--- Begin SUPPLIED PASSAGE ---

I would like to see philosophers of mathematics make contributions to our understanding of specific parts of mathematics other than set theory and arithmetic. In chapter 10 of my book I examine a research programme going by the name of higher-dimensional algebra. Four reasons why philosophers should investigate higher-dimensional algebra (or higher-dimensional category theory) are as follows:

(a) Many important constructions may profitably be seen as the 'categorification' of familiar constructions. Indeed, very important structures are reached quickly by categorifying simple structures such as the natural numbers or the integers. In a few steps you can hop from the integers to the use of quantum groups to provide invariants for knots, braids and tangles. In other words, a measure of the simplicity of a construction is given by the ease with which it may be expressed in this language.

(b) It provides a way of organising a considerable proportion of mathematics. It shows us that set theory talks about just one corner of the mathematical universe, where set theory is taken in its category theoretic sense, i.e., free of the unwanted structure provided by membership trees, and offers the potential for a clearer idea of the structuralism operating within mathematics. There are many more shades of sameness between identity and difference than isomorphism. This points beyond most philosophers' conceptions of category theory, as the study of structure-preserving mappings between structured sets. Already at the level of categories, where equivalent yet not isomorphic categories are the 'same' for most mathematical purposes, this is inadequate.

(c) These constructions have applications in mathematics, computer science, and physics. In particular, we hear that "higher-dimensional algebra is the perfect language for topological quantum field theory" (Baez). A project of casting the mathematical languages used in physics in this language suggests itself, both to explore the structural realist thesis and to suggest ways to reconcile different theories, perhaps even general relativity and quantum field theory.

--- End SUPPLIED PASSAGE ---
--- Begin STORED DATA ---

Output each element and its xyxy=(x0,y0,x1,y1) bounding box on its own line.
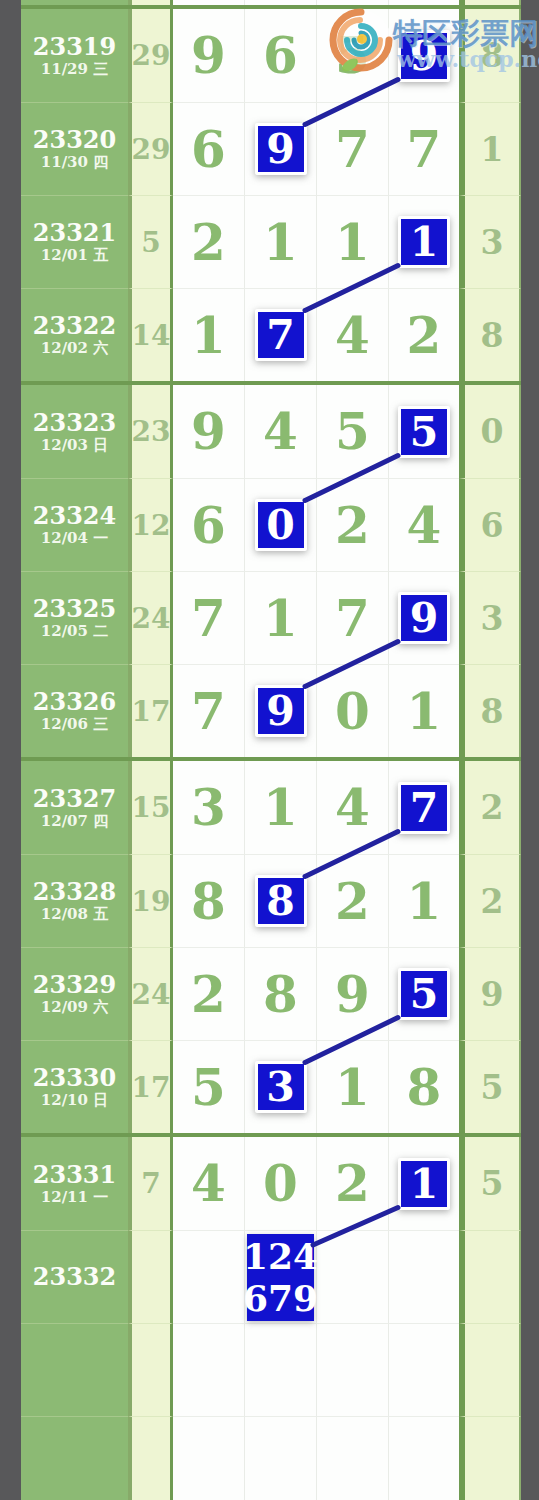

--- End STORED DATA ---

* [WHAT THE TASK REQUIRES] Continue the passage on why philosophers should study higher-dimensional algebra, picking up right after its final sentence.

* [EXERCISE ANSWER]
(d) Higher-dimensional algebra blurs the distinction between topology and algebra. Pieces of algebraic notation are taken as dimensioned topological entities inhabiting a space. Deformation within that space then corresponds to calculation. In this way, higher-dimensional algebra accounts for many uses of diagrams as means with which to calculate and reason. As Leinster puts it, "There is no clear line between mathematical language and 'real' mathematics."

Some of the participants of this programme have a very strong image of what mathematics should be like:

"...it makes sense to spend at least a little time going back and thinking about simple things. This can be a bit embarrassing, because we feel we are supposed to understand these things completely already. But in fact we do not. And if we never face up to this fact, we will miss out on opportunities to make mathematics as beautiful and easy to understand as it deserves to be." (J. Baez and J. Dolan, 'From Finite Sets to Feynman Diagrams', Mathematics Unlimited - 2001 and Beyond)

From considerations of the simple notions of counting and division, they end up rendering the commutation relations between quantum field theory's annihilation and creation operators as:

"If we have a box with some balls in it, there is one more way to put an extra ball in and then take a ball out than there is to take a ball out and then put one in."

Now, I believe that higher-dimensional algebra/category theory can lay claim to the epithet 'foundational', wrestling the term from exclusively logical approaches. In this respect I can count on the support of Yuri Manin:

"I will understand 'foundations' neither as the para-philosophical preoccupation with the nature, accessibility, and reliability of mathematical truth, nor as a set of normative prescriptions like those advocated by finitists or formalists. I will use this word in a loose sense as a general term for the historically variable conglomerate of rules and principles used to organize the already existing and always being created anew body of mathematical knowledge of the relevant epoch. At times, it becomes codified in the form of an authoritative mathematical text as exemplified by Euclid's Elements. In another epoch, it is better expressed by the nervous self-questioning about the meaning of infinitesimals or the precise relationship between real numbers and points of the Euclidean line, or else, the nature of algorithms. In all cases, foundations in this wide sense is something which is relevant to a working mathematician, which refers to some basic principles of his/her trade, but which does not constitute the essence of his/her work." (Georg Cantor and His Heritage: 6, AG/0209244)

Manin then describes how twentieth century foundations saw the passage from Cantorian sets to categories, and then on to n-categories: "This vision, due initially to Grothendieck, extends the boundaries of classical mathematics, especially algebraic geometry, and exactly where it interacts with modern mathematical physics."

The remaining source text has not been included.